### SUPPLIED TEXT
MEK supporters at a February 2010 demonstration in Paris.

“As I’m speaking to you, you must either think I’m a con man sitting in front of you, plain and simple, or I’m genuine,” Ali Safavi, a former spokesman for the Mujahedin-e Khalq, or MEK, told TPM in an interview last week. “There is nothing in between.”

As TPM has reported, a growing number of former U.S. government, military and intelligence officials have recently been attending events in support of the MEK, an Iranian opposition group classified as a foreign terrorist organization by the State Department. These officials have called the MEK critical to any chance of regime change in Iran, and have urged President Obama and Secretary of State Hillary Clinton to take the group off the terror list. Furthermore, supporters have called for the protection of the roughly 3,400 MEK members who currently reside at Camp Ashraf, the organization’s main base, in Iraq. Ashraf has fallen into a kind of diplomatic no-man’s land between Iraq, Iran and the U.S., and the MEK says its members there have been subject to attacks and other privations.

Safavi, a former MEK spokesman and current member of the National Council of Resistance in Iran (NCRI), which the State Department considers the MEK’s “political arm,” spoke to TPM about the controversy surrounding the group. Several times, he put the debate in the starkest possible terms.

“Let me put it this way, Eric, for you, yourself as a person, as a human being, to be at peace with your conscience,” Safavi said. “This issue of the MEK, I’m afraid I have to tell you, is a black and white issue. Either the MEK is exactly what you have read, [what] its detractors say it is — or it is the exact opposite.”

Safavi, who studied and taught sociology at UCLA and the University of Michigan during the 1970s, served as a spokesman for the MEK in Washington D.C. during the 1980s, and then worked in a similar capacity in Paris until the early 1990s. While no longer an official MEK member, he is now one of the 530 members of the NCRI, a self-styled parliament in exile that in 1993 unanimously picked MEK leader Maryam Rajavi to be president-elect of a post-Islamic-regime transitional government in Iran. Currently, Safavi is also the president of Near East Policy Research, an Alexandria, Virginia-based organization “dedicated to informing and stimulating the debate on Near East policy issues of critical importance to the policy makers and analysts,” according to its website. Safavi maintains a blog at The Huffington Post, where he promotes the MEK and rebuts reports about the group that he disagrees with.

### REQUIRED TASK A
According to the MEK article, roughly how many MEK members currently reside at Camp Ashraf?

(Annotated element entries)

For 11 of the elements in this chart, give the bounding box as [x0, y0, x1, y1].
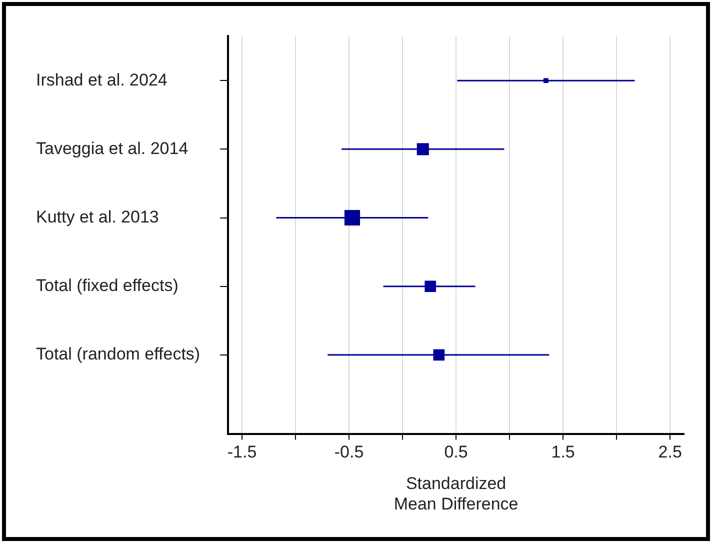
y-tick-label: Total (random effects): [36, 344, 200, 364]
y-tick-label: Taveggia et al. 2014: [36, 138, 188, 158]
y-tick-label: Kutty et al. 2013: [36, 207, 159, 226]
y-tick-label: Irshad et al. 2024: [36, 70, 168, 90]
x-tick-label: 0.5: [444, 442, 468, 462]
x-tick-label: -1.5: [227, 442, 257, 462]
x-tick-label: 2.5: [658, 442, 682, 462]
x-axis-title: Standardized Mean Difference: [394, 474, 518, 514]
y-tick-label: Total (fixed effects): [36, 276, 178, 296]
x-tick-label: -0.5: [334, 442, 364, 462]
x-tick-label: 1.5: [551, 442, 575, 462]
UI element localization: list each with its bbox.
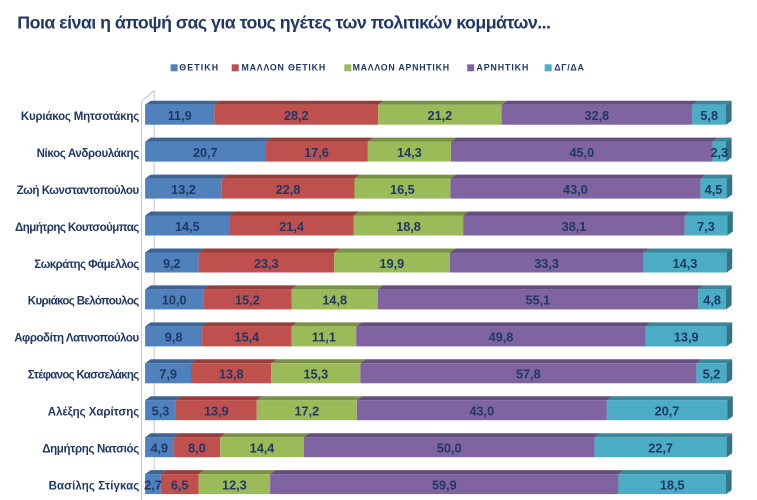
svg-text:17,2: 17,2 xyxy=(294,405,319,419)
svg-text:12,3: 12,3 xyxy=(222,478,247,492)
svg-text:43,0: 43,0 xyxy=(563,183,588,197)
svg-text:16,5: 16,5 xyxy=(390,183,415,197)
svg-text:23,3: 23,3 xyxy=(254,257,279,271)
svg-text:45,0: 45,0 xyxy=(569,146,594,160)
svg-text:11,1: 11,1 xyxy=(312,331,336,345)
svg-text:4,9: 4,9 xyxy=(150,442,168,456)
svg-text:Δημήτρης Νατσιός: Δημήτρης Νατσιός xyxy=(42,444,139,456)
svg-text:7,3: 7,3 xyxy=(697,220,715,234)
svg-text:4,5: 4,5 xyxy=(705,183,723,197)
svg-text:14,8: 14,8 xyxy=(322,294,347,308)
svg-text:ΜΑΛΛΟΝ ΘΕΤΙΚΗ: ΜΑΛΛΟΝ ΘΕΤΙΚΗ xyxy=(242,63,326,73)
svg-text:9,8: 9,8 xyxy=(165,331,183,345)
svg-text:22,8: 22,8 xyxy=(276,183,301,197)
svg-text:13,2: 13,2 xyxy=(171,183,196,197)
svg-text:19,9: 19,9 xyxy=(380,257,405,271)
svg-text:14,3: 14,3 xyxy=(673,257,698,271)
svg-text:18,8: 18,8 xyxy=(396,220,421,234)
svg-text:Αλέξης Χαρίτσης: Αλέξης Χαρίτσης xyxy=(48,407,139,419)
svg-text:38,1: 38,1 xyxy=(562,220,587,234)
svg-text:43,0: 43,0 xyxy=(469,405,494,419)
svg-text:55,1: 55,1 xyxy=(526,294,551,308)
svg-text:Ζωή Κωνσταντοπούλου: Ζωή Κωνσταντοπούλου xyxy=(17,185,140,197)
svg-text:Αφροδίτη Λατινοπούλου: Αφροδίτη Λατινοπούλου xyxy=(14,333,139,345)
svg-text:Βασίλης Στίγκας: Βασίλης Στίγκας xyxy=(49,480,140,492)
svg-text:5,2: 5,2 xyxy=(703,368,721,382)
svg-text:15,2: 15,2 xyxy=(235,294,260,308)
svg-text:33,3: 33,3 xyxy=(534,257,559,271)
svg-text:21,2: 21,2 xyxy=(428,109,453,123)
svg-text:32,8: 32,8 xyxy=(585,109,610,123)
svg-text:28,2: 28,2 xyxy=(284,109,309,123)
svg-text:14,4: 14,4 xyxy=(250,442,275,456)
svg-text:15,4: 15,4 xyxy=(235,331,260,345)
svg-text:22,7: 22,7 xyxy=(648,442,673,456)
svg-text:59,9: 59,9 xyxy=(432,478,457,492)
svg-text:2,3: 2,3 xyxy=(710,146,728,160)
svg-text:14,3: 14,3 xyxy=(397,146,422,160)
svg-text:ΘΕΤΙΚΗ: ΘΕΤΙΚΗ xyxy=(179,63,218,73)
svg-text:18,5: 18,5 xyxy=(660,478,685,492)
svg-text:8,0: 8,0 xyxy=(188,442,206,456)
svg-text:5,3: 5,3 xyxy=(152,405,170,419)
svg-text:ΜΑΛΛΟΝ ΑΡΝΗΤΙΚΗ: ΜΑΛΛΟΝ ΑΡΝΗΤΙΚΗ xyxy=(353,63,450,73)
svg-text:Κυριάκος Μητσοτάκης: Κυριάκος Μητσοτάκης xyxy=(21,111,139,123)
svg-text:2,7: 2,7 xyxy=(144,478,162,492)
svg-text:13,9: 13,9 xyxy=(674,331,699,345)
svg-text:20,7: 20,7 xyxy=(655,405,680,419)
svg-text:ΔΓ/ΔΑ: ΔΓ/ΔΑ xyxy=(554,63,584,73)
svg-text:20,7: 20,7 xyxy=(193,146,218,160)
svg-text:Σωκράτης Φάμελλος: Σωκράτης Φάμελλος xyxy=(34,259,139,271)
svg-text:ΑΡΝΗΤΙΚΗ: ΑΡΝΗΤΙΚΗ xyxy=(477,63,529,73)
svg-text:49,8: 49,8 xyxy=(489,331,514,345)
svg-text:15,3: 15,3 xyxy=(303,368,328,382)
svg-text:Νίκος Ανδρουλάκης: Νίκος Ανδρουλάκης xyxy=(37,148,140,160)
svg-text:10,0: 10,0 xyxy=(162,294,187,308)
svg-text:21,4: 21,4 xyxy=(279,220,304,234)
svg-text:9,2: 9,2 xyxy=(163,257,181,271)
svg-text:13,8: 13,8 xyxy=(219,368,244,382)
svg-text:5,8: 5,8 xyxy=(700,109,718,123)
svg-text:Δημήτρης Κουτσούμπας: Δημήτρης Κουτσούμπας xyxy=(15,222,139,234)
svg-text:6,5: 6,5 xyxy=(171,478,189,492)
svg-text:Ποια είναι η άποψή σας για του: Ποια είναι η άποψή σας για τους ηγέτες τ… xyxy=(17,13,551,33)
svg-text:4,8: 4,8 xyxy=(703,294,721,308)
svg-text:57,8: 57,8 xyxy=(516,368,541,382)
svg-text:11,9: 11,9 xyxy=(168,109,192,123)
svg-text:50,0: 50,0 xyxy=(437,442,462,456)
svg-text:7,9: 7,9 xyxy=(159,368,177,382)
svg-text:14,5: 14,5 xyxy=(175,220,200,234)
svg-text:Στέφανος Κασσελάκης: Στέφανος Κασσελάκης xyxy=(28,370,139,382)
svg-text:13,9: 13,9 xyxy=(204,405,229,419)
svg-text:17,6: 17,6 xyxy=(304,146,329,160)
svg-text:Κυριάκος Βελόπουλος: Κυριάκος Βελόπουλος xyxy=(28,296,139,308)
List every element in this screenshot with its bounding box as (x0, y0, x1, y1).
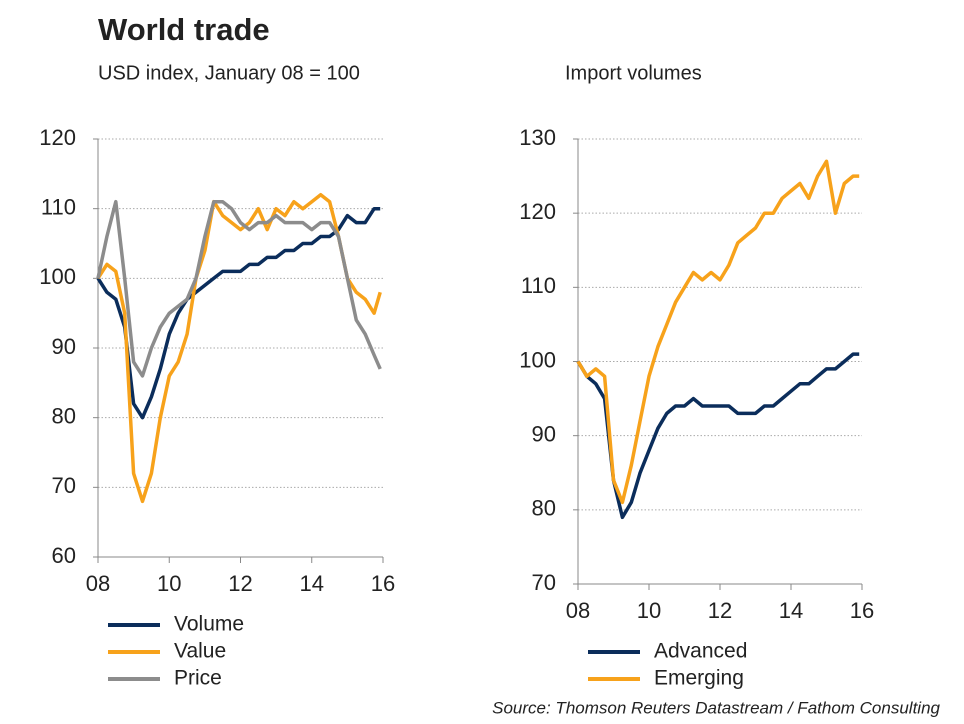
x-tick-label: 08 (566, 598, 590, 623)
chart-subtitle: Import volumes (565, 62, 702, 84)
y-tick-label: 90 (532, 421, 556, 446)
chart-subtitle: USD index, January 08 = 100 (98, 62, 360, 84)
y-tick-label: 80 (532, 496, 556, 521)
x-tick-label: 10 (157, 571, 181, 596)
x-tick-label: 12 (708, 598, 732, 623)
y-tick-label: 100 (519, 347, 556, 372)
legend-label: Price (174, 667, 222, 690)
x-tick-label: 12 (228, 571, 252, 596)
x-tick-label: 08 (86, 571, 110, 596)
chart-title: World trade (98, 12, 270, 47)
y-tick-label: 110 (521, 273, 556, 298)
y-tick-label: 120 (519, 199, 556, 224)
y-tick-label: 70 (532, 570, 556, 595)
y-tick-label: 110 (41, 194, 76, 219)
series-line (96, 199, 382, 378)
legend-label: Emerging (654, 667, 744, 690)
legend-label: Advanced (654, 640, 747, 663)
y-tick-label: 100 (39, 264, 76, 289)
legend-label: Volume (174, 613, 244, 636)
y-tick-label: 70 (52, 473, 76, 498)
source: Source: Thomson Reuters Datastream / Fat… (492, 698, 940, 717)
y-tick-label: 120 (39, 125, 76, 150)
y-tick-label: 130 (519, 125, 556, 150)
x-tick-label: 10 (637, 598, 661, 623)
series-line (96, 192, 382, 504)
x-tick-label: 16 (371, 571, 395, 596)
y-tick-label: 60 (52, 543, 76, 568)
x-tick-label: 14 (300, 571, 324, 596)
y-tick-label: 90 (52, 334, 76, 359)
series-line (576, 159, 860, 505)
series-line (576, 352, 860, 520)
x-tick-label: 16 (850, 598, 874, 623)
y-tick-label: 80 (52, 403, 76, 428)
x-tick-label: 14 (779, 598, 803, 623)
legend-label: Value (174, 640, 226, 663)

### REQUIRED TASK B
In the records, reproduce the stretch from the line containing "x-tick-label: 08 (566, 598, 590, 623)" through the line containing "y-tick-label: 100 (39, 264, 76, 289)", substituting "legend-entry" for each occurrence of "legend-label" and leaving everything else unchanged.

### FULL ANSWER A
Roughly 3,400 MEK members.

### FULL ANSWER B
x-tick-label: 08 (566, 598, 590, 623)
chart-subtitle: Import volumes (565, 62, 702, 84)
y-tick-label: 90 (532, 421, 556, 446)
chart-subtitle: USD index, January 08 = 100 (98, 62, 360, 84)
y-tick-label: 80 (532, 496, 556, 521)
x-tick-label: 10 (157, 571, 181, 596)
x-tick-label: 12 (708, 598, 732, 623)
y-tick-label: 100 (519, 347, 556, 372)
legend-entry: Price (174, 667, 222, 690)
x-tick-label: 12 (228, 571, 252, 596)
x-tick-label: 08 (86, 571, 110, 596)
chart-title: World trade (98, 12, 270, 47)
y-tick-label: 110 (521, 273, 556, 298)
y-tick-label: 120 (519, 199, 556, 224)
y-tick-label: 70 (532, 570, 556, 595)
y-tick-label: 110 (41, 194, 76, 219)
series-line (96, 199, 382, 378)
legend-entry: Emerging (654, 667, 744, 690)
legend-entry: Advanced (654, 640, 747, 663)
y-tick-label: 100 (39, 264, 76, 289)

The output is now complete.